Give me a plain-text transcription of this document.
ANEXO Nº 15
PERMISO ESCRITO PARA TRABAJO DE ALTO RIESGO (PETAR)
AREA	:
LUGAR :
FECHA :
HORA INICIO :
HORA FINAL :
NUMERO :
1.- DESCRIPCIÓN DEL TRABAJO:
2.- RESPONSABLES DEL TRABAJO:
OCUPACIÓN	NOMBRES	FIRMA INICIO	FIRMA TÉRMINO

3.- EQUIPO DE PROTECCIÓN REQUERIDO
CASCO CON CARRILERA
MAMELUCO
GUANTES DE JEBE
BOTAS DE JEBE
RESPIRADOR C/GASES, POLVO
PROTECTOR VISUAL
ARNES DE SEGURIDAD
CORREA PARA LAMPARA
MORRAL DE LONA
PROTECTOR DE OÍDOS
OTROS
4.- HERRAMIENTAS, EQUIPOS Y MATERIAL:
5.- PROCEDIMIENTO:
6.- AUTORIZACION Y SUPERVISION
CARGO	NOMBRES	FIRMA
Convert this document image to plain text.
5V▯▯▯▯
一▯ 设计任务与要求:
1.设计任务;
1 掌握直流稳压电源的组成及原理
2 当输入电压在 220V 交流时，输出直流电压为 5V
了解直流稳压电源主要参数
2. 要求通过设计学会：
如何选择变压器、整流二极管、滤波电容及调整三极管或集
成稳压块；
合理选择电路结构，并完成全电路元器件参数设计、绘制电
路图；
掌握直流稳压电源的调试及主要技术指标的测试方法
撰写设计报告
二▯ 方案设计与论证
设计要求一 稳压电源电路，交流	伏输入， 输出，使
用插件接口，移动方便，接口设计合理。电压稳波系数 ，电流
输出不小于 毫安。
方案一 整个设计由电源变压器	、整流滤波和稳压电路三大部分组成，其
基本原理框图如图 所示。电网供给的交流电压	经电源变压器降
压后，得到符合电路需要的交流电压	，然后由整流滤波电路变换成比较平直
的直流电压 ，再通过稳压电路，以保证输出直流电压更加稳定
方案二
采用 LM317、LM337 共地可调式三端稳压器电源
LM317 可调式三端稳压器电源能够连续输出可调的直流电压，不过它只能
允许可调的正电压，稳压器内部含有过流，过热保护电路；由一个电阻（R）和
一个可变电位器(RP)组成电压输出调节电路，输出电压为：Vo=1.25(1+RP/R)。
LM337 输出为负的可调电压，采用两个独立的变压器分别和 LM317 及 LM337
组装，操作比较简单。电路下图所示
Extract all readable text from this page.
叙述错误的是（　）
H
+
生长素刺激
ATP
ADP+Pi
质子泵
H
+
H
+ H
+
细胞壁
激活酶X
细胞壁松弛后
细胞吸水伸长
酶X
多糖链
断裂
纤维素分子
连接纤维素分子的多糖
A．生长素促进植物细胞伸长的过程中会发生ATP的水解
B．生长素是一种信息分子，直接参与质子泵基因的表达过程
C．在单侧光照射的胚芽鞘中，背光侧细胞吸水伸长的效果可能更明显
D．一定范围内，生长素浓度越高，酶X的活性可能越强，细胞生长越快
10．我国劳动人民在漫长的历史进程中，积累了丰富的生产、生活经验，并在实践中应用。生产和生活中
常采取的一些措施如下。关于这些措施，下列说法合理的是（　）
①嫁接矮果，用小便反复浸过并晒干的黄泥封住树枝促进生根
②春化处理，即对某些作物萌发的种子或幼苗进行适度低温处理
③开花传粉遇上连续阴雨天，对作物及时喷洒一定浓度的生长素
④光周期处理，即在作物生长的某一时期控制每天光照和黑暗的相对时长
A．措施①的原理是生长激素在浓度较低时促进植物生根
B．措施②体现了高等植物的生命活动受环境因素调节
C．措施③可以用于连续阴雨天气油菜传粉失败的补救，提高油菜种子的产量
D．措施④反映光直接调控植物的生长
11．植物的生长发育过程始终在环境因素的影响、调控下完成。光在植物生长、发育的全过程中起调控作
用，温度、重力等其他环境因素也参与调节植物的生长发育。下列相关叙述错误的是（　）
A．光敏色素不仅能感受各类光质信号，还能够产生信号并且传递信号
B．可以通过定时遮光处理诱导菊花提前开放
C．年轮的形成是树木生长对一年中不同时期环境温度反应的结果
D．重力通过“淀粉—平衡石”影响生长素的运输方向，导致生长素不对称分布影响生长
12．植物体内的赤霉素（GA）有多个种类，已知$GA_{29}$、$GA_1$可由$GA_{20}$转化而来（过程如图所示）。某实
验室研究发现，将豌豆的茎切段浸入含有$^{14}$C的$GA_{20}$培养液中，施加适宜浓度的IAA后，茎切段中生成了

.....

### Instructions to follow
Pick out the lines that have the word "TRABAJO". Copy them all.

### Completed task
PERMISO ESCRITO PARA TRABAJO DE ALTO RIESGO (PETAR)
1.- DESCRIPCIÓN DEL TRABAJO:
2.- RESPONSABLES DEL TRABAJO:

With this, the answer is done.